>> Begin Given data

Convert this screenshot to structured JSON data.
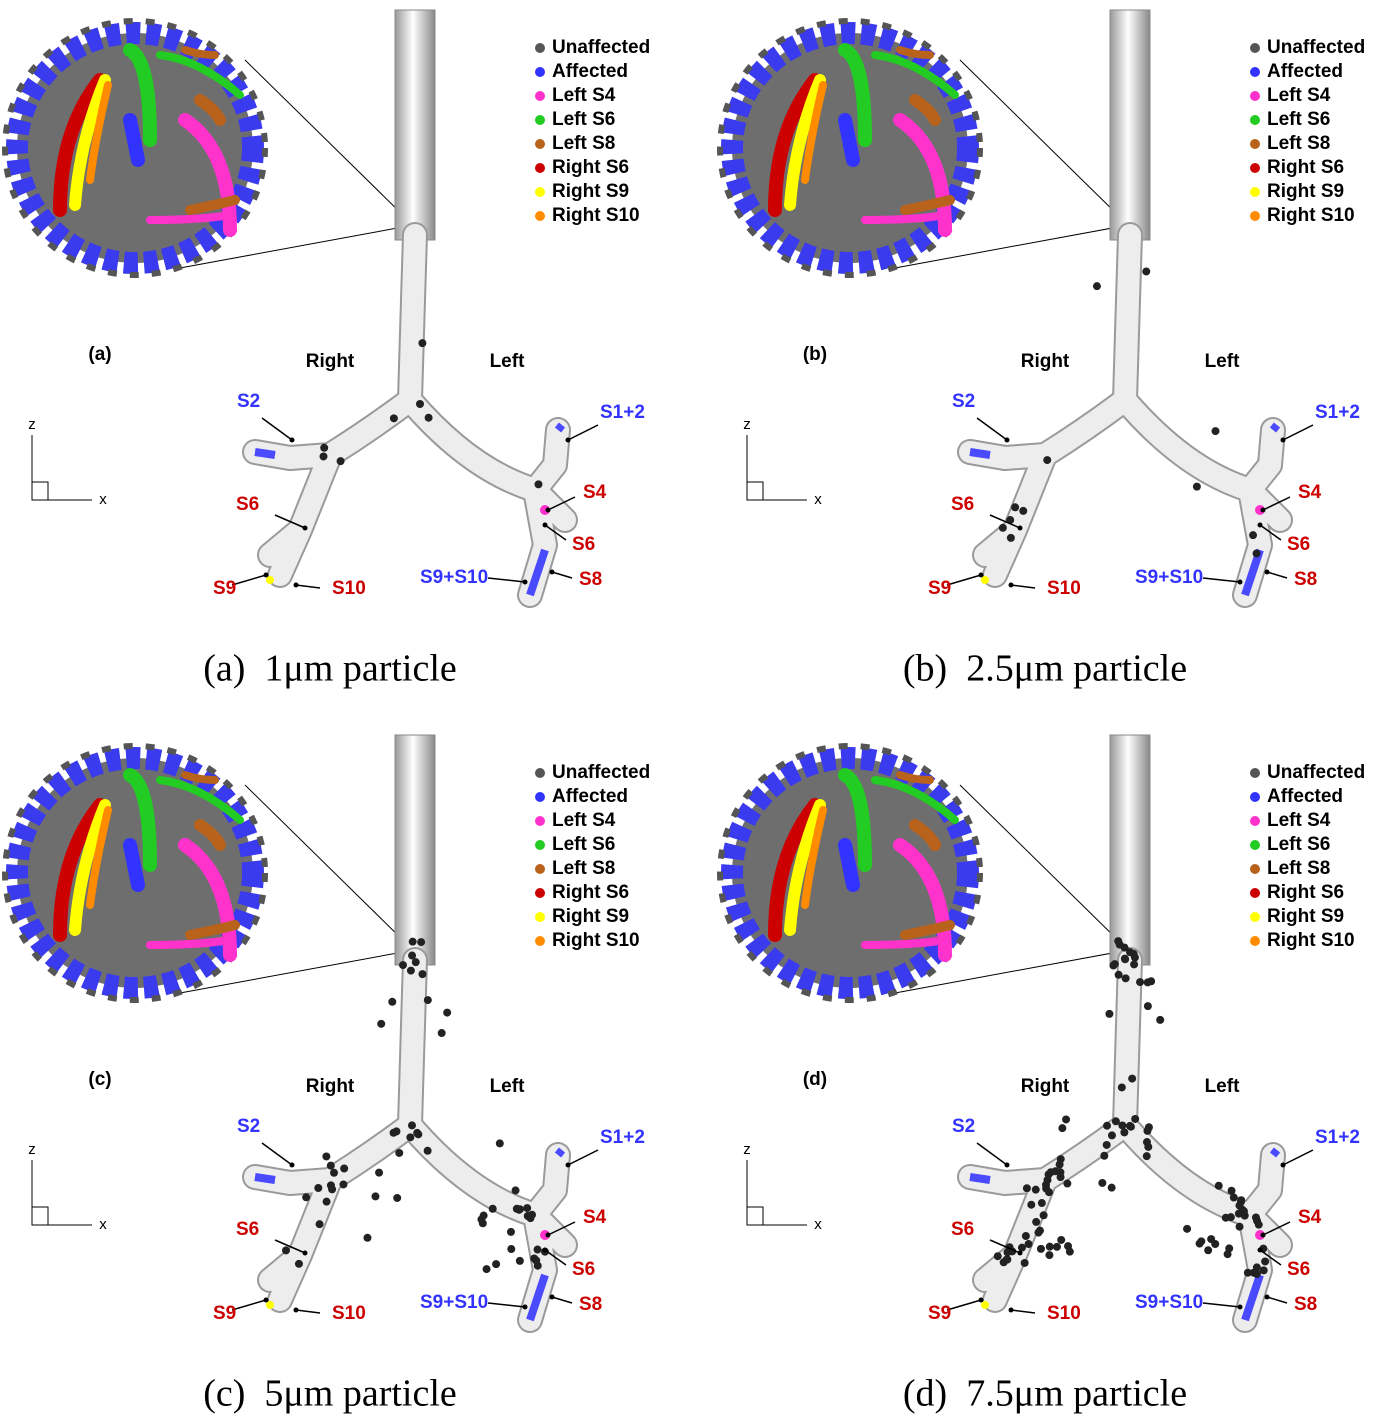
{
  "legend": [
    {
      "name": "Unaffected",
      "color": "#555555"
    },
    {
      "name": "Affected",
      "color": "#3333ff"
    },
    {
      "name": "Left S4",
      "color": "#ff33cc"
    },
    {
      "name": "Left S6",
      "color": "#22cc22"
    },
    {
      "name": "Left S8",
      "color": "#b8621b"
    },
    {
      "name": "Right S6",
      "color": "#cc0000"
    },
    {
      "name": "Right S9",
      "color": "#ffff00"
    },
    {
      "name": "Right S10",
      "color": "#ff8c00"
    }
  ],
  "sides": {
    "right": "Right",
    "left": "Left"
  },
  "segments": [
    {
      "label": "S2",
      "color": "#3333ff"
    },
    {
      "label": "S6",
      "color": "#cc0000"
    },
    {
      "label": "S9",
      "color": "#cc0000"
    },
    {
      "label": "S10",
      "color": "#cc0000"
    },
    {
      "label": "S1+2",
      "color": "#3333ff"
    },
    {
      "label": "S4",
      "color": "#cc0000"
    },
    {
      "label": "S6",
      "color": "#cc0000"
    },
    {
      "label": "S8",
      "color": "#cc0000"
    },
    {
      "label": "S9+S10",
      "color": "#3333ff"
    }
  ],
  "axes": {
    "z": "z",
    "x": "x"
  },
  "panels": [
    {
      "tag": "(a)",
      "caption": "(a)  1μm particle"
    },
    {
      "tag": "(b)",
      "caption": "(b)  2.5μm particle"
    },
    {
      "tag": "(c)",
      "caption": "(c)  5μm particle"
    },
    {
      "tag": "(d)",
      "caption": "(d)  7.5μm particle"
    }
  ]
}
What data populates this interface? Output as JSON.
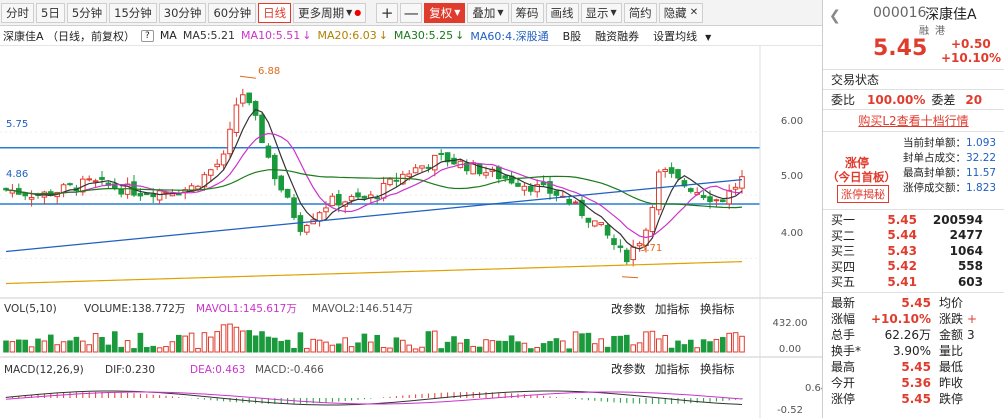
{
  "toolbar": {
    "items": [
      "分时",
      "5日",
      "5分钟",
      "15分钟",
      "30分钟",
      "60分钟",
      "日线",
      "更多周期"
    ],
    "plus": "+",
    "minus": "—",
    "fuquan": "复权",
    "overlay": "叠加",
    "chips": "筹码",
    "draw": "画线",
    "display": "显示",
    "simple": "简约",
    "hide": "隐藏"
  },
  "info": {
    "name": "深康佳A （日线，前复权）",
    "help": "?",
    "ma_label": "MA",
    "ma5": "MA5:5.21",
    "ma10": "MA10:5.51",
    "ma20": "MA20:6.03",
    "ma30": "MA30:5.25",
    "ma60": "MA60:4.深股通",
    "bshares": "B股",
    "margin": "融资融券",
    "set_ma": "设置均线"
  },
  "panels": {
    "vol_label": "VOL(5,10)",
    "volume": "VOLUME:138.772万",
    "mavol1": "MAVOL1:145.617万",
    "mavol2": "MAVOL2:146.514万",
    "macd_label": "MACD(12,26,9)",
    "dif": "DIF:0.230",
    "dea": "DEA:0.463",
    "macd": "MACD:-0.466",
    "edit_param": "改参数",
    "add_ind": "加指标",
    "swap_ind": "换指标"
  },
  "axis": {
    "price_ticks": [
      "6.00",
      "5.00",
      "4.00"
    ],
    "vol_ticks": [
      "432.00",
      "0.00"
    ],
    "macd_ticks": [
      "0.64",
      "-0.52"
    ],
    "high_mark": "6.88",
    "low_mark": "3.71",
    "hline_upper": "5.75",
    "hline_lower": "4.86"
  },
  "chart_data": {
    "type": "candlestick",
    "price_range": [
      3.5,
      7.2
    ],
    "hlines": [
      5.75,
      4.86
    ],
    "high": 6.88,
    "low": 3.71,
    "ma_colors": {
      "ma5": "#333333",
      "ma10": "#cc33cc",
      "ma20": "#e0a000",
      "ma30": "#1a7a1a",
      "ma60": "#2060c0"
    },
    "up_color": "#e03c2e",
    "down_color": "#1a9a3c"
  },
  "quote": {
    "code": "000016",
    "name": "深康佳A",
    "tags": [
      "融",
      "港"
    ],
    "price": "5.45",
    "change": "+0.50",
    "pct": "+10.10%",
    "status_title": "交易状态",
    "ratio_label": "委比",
    "ratio_value": "100.00%",
    "diff_label": "委差",
    "diff_value": "20",
    "l2_link": "购买L2查看十档行情",
    "limit_title": "涨停",
    "limit_sub": "（今日首板）",
    "limit_btn": "涨停揭秘",
    "seal_rows": [
      {
        "label": "当前封单额：",
        "value": "1.093"
      },
      {
        "label": "封单占成交：",
        "value": "32.22"
      },
      {
        "label": "最高封单额：",
        "value": "11.57"
      },
      {
        "label": "涨停成交额：",
        "value": "1.823"
      }
    ],
    "bids": [
      {
        "label": "买一",
        "price": "5.45",
        "vol": "200594"
      },
      {
        "label": "买二",
        "price": "5.44",
        "vol": "2477"
      },
      {
        "label": "买三",
        "price": "5.43",
        "vol": "1064"
      },
      {
        "label": "买四",
        "price": "5.42",
        "vol": "558"
      },
      {
        "label": "买五",
        "price": "5.41",
        "vol": "603"
      }
    ],
    "stats": [
      {
        "l1": "最新",
        "v1": "5.45",
        "l2": "均价",
        "v2": ""
      },
      {
        "l1": "涨幅",
        "v1": "+10.10%",
        "l2": "涨跌",
        "v2": "+"
      },
      {
        "l1": "总手",
        "v1": "62.26万",
        "l2": "金额",
        "v2": "3"
      },
      {
        "l1": "换手*",
        "v1": "3.90%",
        "l2": "量比",
        "v2": ""
      },
      {
        "l1": "最高",
        "v1": "5.45",
        "l2": "最低",
        "v2": ""
      },
      {
        "l1": "今开",
        "v1": "5.36",
        "l2": "昨收",
        "v2": ""
      },
      {
        "l1": "涨停",
        "v1": "5.45",
        "l2": "跌停",
        "v2": ""
      }
    ]
  }
}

>> End Given data

:: What the task requires ::
Write the listing out a second time exactly, dropping all images.

:: Response below ::
Convert this screenshot to structured JSON data.
{
  "legend": [
    {
      "name": "Unaffected",
      "color": "#555555"
    },
    {
      "name": "Affected",
      "color": "#3333ff"
    },
    {
      "name": "Left S4",
      "color": "#ff33cc"
    },
    {
      "name": "Left S6",
      "color": "#22cc22"
    },
    {
      "name": "Left S8",
      "color": "#b8621b"
    },
    {
      "name": "Right S6",
      "color": "#cc0000"
    },
    {
      "name": "Right S9",
      "color": "#ffff00"
    },
    {
      "name": "Right S10",
      "color": "#ff8c00"
    }
  ],
  "sides": {
    "right": "Right",
    "left": "Left"
  },
  "segments": [
    {
      "label": "S2",
      "color": "#3333ff"
    },
    {
      "label": "S6",
      "color": "#cc0000"
    },
    {
      "label": "S9",
      "color": "#cc0000"
    },
    {
      "label": "S10",
      "color": "#cc0000"
    },
    {
      "label": "S1+2",
      "color": "#3333ff"
    },
    {
      "label": "S4",
      "color": "#cc0000"
    },
    {
      "label": "S6",
      "color": "#cc0000"
    },
    {
      "label": "S8",
      "color": "#cc0000"
    },
    {
      "label": "S9+S10",
      "color": "#3333ff"
    }
  ],
  "axes": {
    "z": "z",
    "x": "x"
  },
  "panels": [
    {
      "tag": "(a)",
      "caption": "(a)  1μm particle"
    },
    {
      "tag": "(b)",
      "caption": "(b)  2.5μm particle"
    },
    {
      "tag": "(c)",
      "caption": "(c)  5μm particle"
    },
    {
      "tag": "(d)",
      "caption": "(d)  7.5μm particle"
    }
  ]
}
What data populates this interface? Output as JSON.
{
  "toolbar": {
    "items": [
      "分时",
      "5日",
      "5分钟",
      "15分钟",
      "30分钟",
      "60分钟",
      "日线",
      "更多周期"
    ],
    "plus": "+",
    "minus": "—",
    "fuquan": "复权",
    "overlay": "叠加",
    "chips": "筹码",
    "draw": "画线",
    "display": "显示",
    "simple": "简约",
    "hide": "隐藏"
  },
  "info": {
    "name": "深康佳A （日线，前复权）",
    "help": "?",
    "ma_label": "MA",
    "ma5": "MA5:5.21",
    "ma10": "MA10:5.51",
    "ma20": "MA20:6.03",
    "ma30": "MA30:5.25",
    "ma60": "MA60:4.深股通",
    "bshares": "B股",
    "margin": "融资融券",
    "set_ma": "设置均线"
  },
  "panels": {
    "vol_label": "VOL(5,10)",
    "volume": "VOLUME:138.772万",
    "mavol1": "MAVOL1:145.617万",
    "mavol2": "MAVOL2:146.514万",
    "macd_label": "MACD(12,26,9)",
    "dif": "DIF:0.230",
    "dea": "DEA:0.463",
    "macd": "MACD:-0.466",
    "edit_param": "改参数",
    "add_ind": "加指标",
    "swap_ind": "换指标"
  },
  "axis": {
    "price_ticks": [
      "6.00",
      "5.00",
      "4.00"
    ],
    "vol_ticks": [
      "432.00",
      "0.00"
    ],
    "macd_ticks": [
      "0.64",
      "-0.52"
    ],
    "high_mark": "6.88",
    "low_mark": "3.71",
    "hline_upper": "5.75",
    "hline_lower": "4.86"
  },
  "chart_data": {
    "type": "candlestick",
    "price_range": [
      3.5,
      7.2
    ],
    "hlines": [
      5.75,
      4.86
    ],
    "high": 6.88,
    "low": 3.71,
    "ma_colors": {
      "ma5": "#333333",
      "ma10": "#cc33cc",
      "ma20": "#e0a000",
      "ma30": "#1a7a1a",
      "ma60": "#2060c0"
    },
    "up_color": "#e03c2e",
    "down_color": "#1a9a3c"
  },
  "quote": {
    "code": "000016",
    "name": "深康佳A",
    "tags": [
      "融",
      "港"
    ],
    "price": "5.45",
    "change": "+0.50",
    "pct": "+10.10%",
    "status_title": "交易状态",
    "ratio_label": "委比",
    "ratio_value": "100.00%",
    "diff_label": "委差",
    "diff_value": "20",
    "l2_link": "购买L2查看十档行情",
    "limit_title": "涨停",
    "limit_sub": "（今日首板）",
    "limit_btn": "涨停揭秘",
    "seal_rows": [
      {
        "label": "当前封单额：",
        "value": "1.093"
      },
      {
        "label": "封单占成交：",
        "value": "32.22"
      },
      {
        "label": "最高封单额：",
        "value": "11.57"
      },
      {
        "label": "涨停成交额：",
        "value": "1.823"
      }
    ],
    "bids": [
      {
        "label": "买一",
        "price": "5.45",
        "vol": "200594"
      },
      {
        "label": "买二",
        "price": "5.44",
        "vol": "2477"
      },
      {
        "label": "买三",
        "price": "5.43",
        "vol": "1064"
      },
      {
        "label": "买四",
        "price": "5.42",
        "vol": "558"
      },
      {
        "label": "买五",
        "price": "5.41",
        "vol": "603"
      }
    ],
    "stats": [
      {
        "l1": "最新",
        "v1": "5.45",
        "l2": "均价",
        "v2": ""
      },
      {
        "l1": "涨幅",
        "v1": "+10.10%",
        "l2": "涨跌",
        "v2": "+"
      },
      {
        "l1": "总手",
        "v1": "62.26万",
        "l2": "金额",
        "v2": "3"
      },
      {
        "l1": "换手*",
        "v1": "3.90%",
        "l2": "量比",
        "v2": ""
      },
      {
        "l1": "最高",
        "v1": "5.45",
        "l2": "最低",
        "v2": ""
      },
      {
        "l1": "今开",
        "v1": "5.36",
        "l2": "昨收",
        "v2": ""
      },
      {
        "l1": "涨停",
        "v1": "5.45",
        "l2": "跌停",
        "v2": ""
      }
    ]
  }
}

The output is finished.